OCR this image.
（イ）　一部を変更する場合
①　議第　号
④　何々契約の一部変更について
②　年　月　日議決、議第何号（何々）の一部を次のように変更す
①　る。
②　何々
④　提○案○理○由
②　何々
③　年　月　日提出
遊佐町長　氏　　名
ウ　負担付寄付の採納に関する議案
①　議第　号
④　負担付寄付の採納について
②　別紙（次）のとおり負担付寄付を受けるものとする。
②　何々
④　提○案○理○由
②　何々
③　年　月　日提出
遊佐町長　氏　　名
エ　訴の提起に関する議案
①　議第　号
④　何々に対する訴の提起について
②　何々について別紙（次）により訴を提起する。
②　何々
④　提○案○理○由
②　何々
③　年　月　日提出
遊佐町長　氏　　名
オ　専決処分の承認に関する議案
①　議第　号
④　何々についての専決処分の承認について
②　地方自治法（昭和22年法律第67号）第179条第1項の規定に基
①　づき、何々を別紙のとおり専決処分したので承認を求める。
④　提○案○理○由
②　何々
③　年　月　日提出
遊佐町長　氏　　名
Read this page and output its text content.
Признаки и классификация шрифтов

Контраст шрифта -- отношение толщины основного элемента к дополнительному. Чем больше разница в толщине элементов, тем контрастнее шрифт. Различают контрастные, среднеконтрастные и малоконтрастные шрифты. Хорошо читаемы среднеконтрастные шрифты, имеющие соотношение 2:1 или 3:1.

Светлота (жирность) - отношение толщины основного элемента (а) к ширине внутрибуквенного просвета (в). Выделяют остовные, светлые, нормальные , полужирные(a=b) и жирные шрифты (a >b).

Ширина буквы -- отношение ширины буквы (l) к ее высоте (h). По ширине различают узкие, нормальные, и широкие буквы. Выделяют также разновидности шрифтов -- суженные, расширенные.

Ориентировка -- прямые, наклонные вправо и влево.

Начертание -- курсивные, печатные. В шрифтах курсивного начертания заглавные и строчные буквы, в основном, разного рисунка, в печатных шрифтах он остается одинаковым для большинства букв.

------------------------------------

*Work to complete*: Scan the data above and copy every line with "this" in it.

*Full output*:
OCR this image.
Read this page and output its text content.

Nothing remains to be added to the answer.